▶ Work to complete
Copy out every record below exactly as written, but leave out any pictures.

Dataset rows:
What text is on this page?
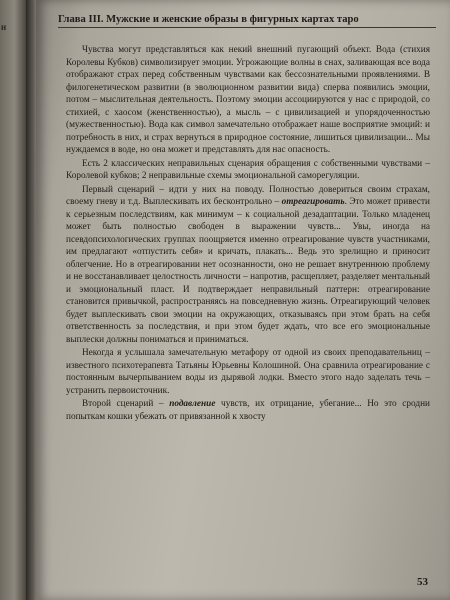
н
Глава III. Мужские и женские образы в фигурных картах таро

Чувства могут представляться как некий внешний пугающий объект. Вода (стихия Королевы Кубков) символизирует эмоции. Угрожающие волны в снах, заливающая все вода отображают страх перед собственным чувствами как бессознательными проявлениями. В филогенетическом развитии (в эволюционном развитии вида) сперва появились эмоции, потом – мыслительная деятельность. Поэтому эмоции ассоциируются у нас с природой, со стихией, с хаосом (женственностью), а мысль – с цивилизацией и упорядоченностью (мужественностью). Вода как символ замечательно отображает наше восприятие эмоций: и потребность в них, и страх вернуться в природное состояние, лишиться цивилизации... Мы нуждаемся в воде, но она может и представлять для нас опасность.

Есть 2 классических неправильных сценария обращения с собственными чувствами – Королевой кубков; 2 неправильные схемы эмоциональной саморегуляции.

Первый сценарий – идти у них на поводу. Полностью довериться своим страхам, своему гневу и т.д. Выплескивать их бесконтрольно – отреагировать. Это может привести к серьезным последствиям, как минимум – к социальной дезадаптации. Только младенец может быть полностью свободен в выражении чувств... Увы, иногда на псевдопсихологических группах поощряется именно отреагирование чувств участниками, им предлагают «отпустить себя» и кричать, плакать... Ведь это зрелищно и приносит облегчение. Но в отреагировании нет осознанности, оно не решает внутреннюю проблему и не восстанавливает целостность личности – напротив, расщепляет, разделяет ментальный и эмоциональный пласт. И подтверждает неправильный паттерн: отреагирование становится привычкой, распространяясь на повседневную жизнь. Отреагирующий человек будет выплескивать свои эмоции на окружающих, отказываясь при этом брать на себя ответственность за последствия, и при этом будет ждать, что все его эмоциональные выплески должны пониматься и приниматься.

Некогда я услышала замечательную метафору от одной из своих преподавательниц – известного психотерапевта Татьяны Юрьевны Колошиной. Она сравнила отреагирование с постоянным вычерпыванием воды из дырявой лодки. Вместо этого надо заделать течь – устранить первоисточник.

Второй сценарий – подавление чувств, их отрицание, убегание... Но это сродни попыткам кошки убежать от привязанной к хвосту

53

▶ The completed task
What text is on this page?
н
Глава III. Мужские и женские образы в фигурных картах таро

Чувства могут представляться как некий внешний пугающий объект. Вода (стихия Королевы Кубков) символизирует эмоции. Угрожающие волны в снах, заливающая все вода отображают страх перед собственным чувствами как бессознательными проявлениями. В филогенетическом развитии (в эволюционном развитии вида) сперва появились эмоции, потом – мыслительная деятельность. Поэтому эмоции ассоциируются у нас с природой, со стихией, с хаосом (женственностью), а мысль – с цивилизацией и упорядоченностью (мужественностью). Вода как символ замечательно отображает наше восприятие эмоций: и потребность в них, и страх вернуться в природное состояние, лишиться цивилизации... Мы нуждаемся в воде, но она может и представлять для нас опасность.

Есть 2 классических неправильных сценария обращения с собственными чувствами – Королевой кубков; 2 неправильные схемы эмоциональной саморегуляции.

Первый сценарий – идти у них на поводу. Полностью довериться своим страхам, своему гневу и т.д. Выплескивать их бесконтрольно – отреагировать. Это может привести к серьезным последствиям, как минимум – к социальной дезадаптации. Только младенец может быть полностью свободен в выражении чувств... Увы, иногда на псевдопсихологических группах поощряется именно отреагирование чувств участниками, им предлагают «отпустить себя» и кричать, плакать... Ведь это зрелищно и приносит облегчение. Но в отреагировании нет осознанности, оно не решает внутреннюю проблему и не восстанавливает целостность личности – напротив, расщепляет, разделяет ментальный и эмоциональный пласт. И подтверждает неправильный паттерн: отреагирование становится привычкой, распространяясь на повседневную жизнь. Отреагирующий человек будет выплескивать свои эмоции на окружающих, отказываясь при этом брать на себя ответственность за последствия, и при этом будет ждать, что все его эмоциональные выплески должны пониматься и приниматься.

Некогда я услышала замечательную метафору от одной из своих преподавательниц – известного психотерапевта Татьяны Юрьевны Колошиной. Она сравнила отреагирование с постоянным вычерпыванием воды из дырявой лодки. Вместо этого надо заделать течь – устранить первоисточник.

Второй сценарий – подавление чувств, их отрицание, убегание... Но это сродни попыткам кошки убежать от привязанной к хвосту

53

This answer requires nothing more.